## Written task
Without changing a character, return the entries, but not the images they hold.

____

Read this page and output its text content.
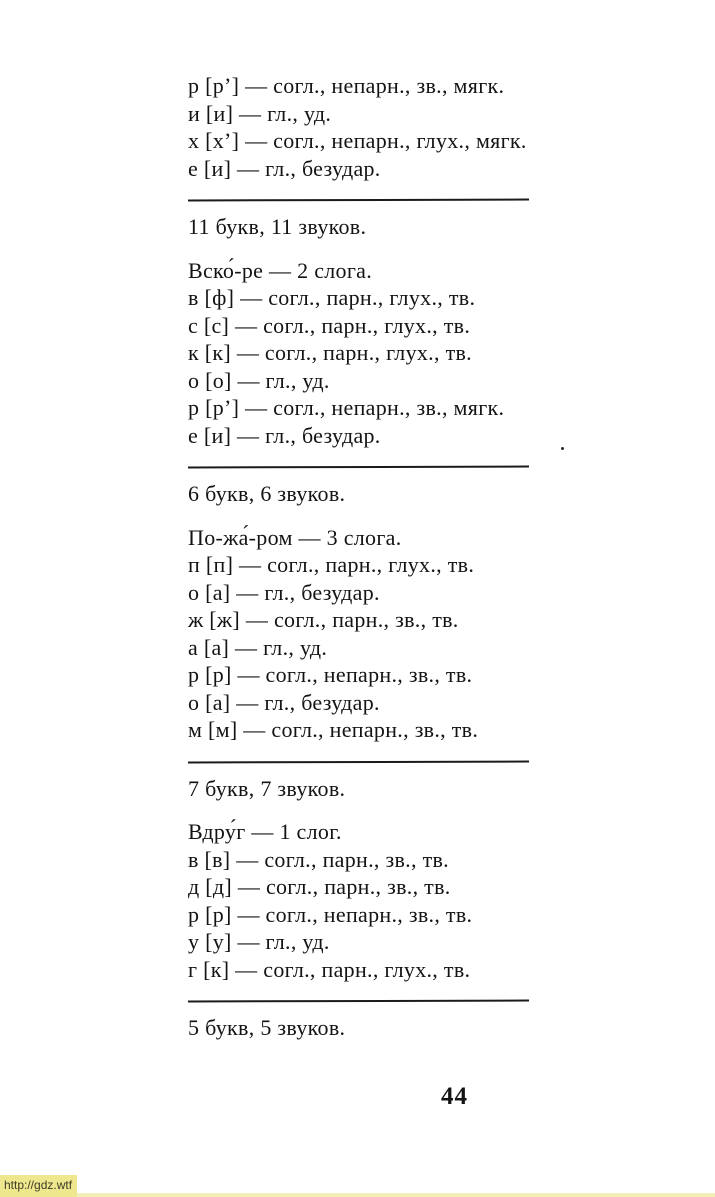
р [р’] — согл., непарн., зв., мягк.
и [и] — гл., уд.
х [х’] — согл., непарн., глух., мягк.
е [и] — гл., безудар.
11 букв, 11 звуков.
Вско́-ре — 2 слога.
в [ф] — согл., парн., глух., тв.
с [с] — согл., парн., глух., тв.
к [к] — согл., парн., глух., тв.
о [о] — гл., уд.
р [р’] — согл., непарн., зв., мягк.
е [и] — гл., безудар.
6 букв, 6 звуков.
По-жа́-ром — 3 слога.
п [п] — согл., парн., глух., тв.
о [а] — гл., безудар.
ж [ж] — согл., парн., зв., тв.
а [а] — гл., уд.
р [р] — согл., непарн., зв., тв.
о [а] — гл., безудар.
м [м] — согл., непарн., зв., тв.
7 букв, 7 звуков.
Вдру́г — 1 слог.
в [в] — согл., парн., зв., тв.
д [д] — согл., парн., зв., тв.
р [р] — согл., непарн., зв., тв.
у [у] — гл., уд.
г [к] — согл., парн., глух., тв.
5 букв, 5 звуков.
44
http://gdz.wtf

____

## Full output
Read this page and output its text content.
р [р’] — согл., непарн., зв., мягк.
и [и] — гл., уд.
х [х’] — согл., непарн., глух., мягк.
е [и] — гл., безудар.
11 букв, 11 звуков.
Вско́-ре — 2 слога.
в [ф] — согл., парн., глух., тв.
с [с] — согл., парн., глух., тв.
к [к] — согл., парн., глух., тв.
о [о] — гл., уд.
р [р’] — согл., непарн., зв., мягк.
е [и] — гл., безудар.
6 букв, 6 звуков.
По-жа́-ром — 3 слога.
п [п] — согл., парн., глух., тв.
о [а] — гл., безудар.
ж [ж] — согл., парн., зв., тв.
а [а] — гл., уд.
р [р] — согл., непарн., зв., тв.
о [а] — гл., безудар.
м [м] — согл., непарн., зв., тв.
7 букв, 7 звуков.
Вдру́г — 1 слог.
в [в] — согл., парн., зв., тв.
д [д] — согл., парн., зв., тв.
р [р] — согл., непарн., зв., тв.
у [у] — гл., уд.
г [к] — согл., парн., глух., тв.
5 букв, 5 звуков.
44
http://gdz.wtf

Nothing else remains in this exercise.